What you will do –
Write the lines from the one containing "x-tick-label: Jul 2023 — [860, 380, 906, 394]" through the one containing "x-tick-label: May 2023 — [516, 380, 569, 394]", inclusive, as a JSON list of strings with one string per line and blank lines omitted.
=-=-=
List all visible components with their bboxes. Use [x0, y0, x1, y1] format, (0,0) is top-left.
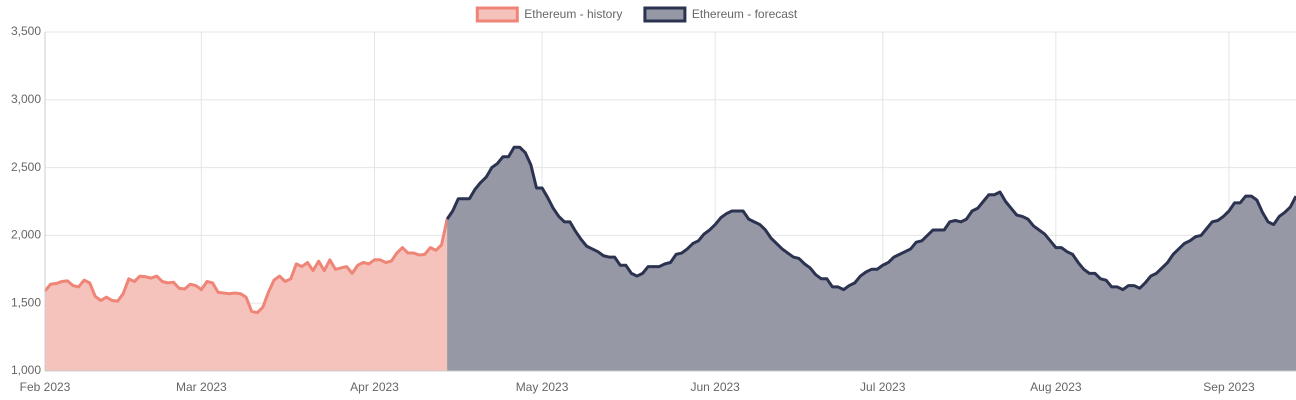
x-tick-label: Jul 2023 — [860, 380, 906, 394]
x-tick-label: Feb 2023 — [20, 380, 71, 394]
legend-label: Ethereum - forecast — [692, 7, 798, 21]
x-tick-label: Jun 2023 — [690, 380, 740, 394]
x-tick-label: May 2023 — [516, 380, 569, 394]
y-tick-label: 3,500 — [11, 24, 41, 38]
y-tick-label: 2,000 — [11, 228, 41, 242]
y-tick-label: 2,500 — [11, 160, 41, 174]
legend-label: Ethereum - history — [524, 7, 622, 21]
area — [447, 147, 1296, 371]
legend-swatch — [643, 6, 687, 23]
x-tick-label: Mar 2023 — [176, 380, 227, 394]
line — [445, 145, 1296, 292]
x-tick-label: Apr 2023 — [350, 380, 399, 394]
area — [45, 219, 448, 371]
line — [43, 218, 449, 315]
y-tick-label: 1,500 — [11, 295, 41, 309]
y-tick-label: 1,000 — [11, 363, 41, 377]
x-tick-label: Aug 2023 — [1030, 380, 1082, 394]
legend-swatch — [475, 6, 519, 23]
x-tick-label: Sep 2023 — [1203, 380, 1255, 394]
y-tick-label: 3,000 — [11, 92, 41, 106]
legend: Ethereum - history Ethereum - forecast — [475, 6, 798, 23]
=-=-=
Reply –
[
  "x-tick-label: Jul 2023 — [860, 380, 906, 394]",
  "x-tick-label: Feb 2023 — [20, 380, 71, 394]",
  "legend-label: Ethereum - forecast — [692, 7, 798, 21]",
  "x-tick-label: Jun 2023 — [690, 380, 740, 394]",
  "x-tick-label: May 2023 — [516, 380, 569, 394]"
]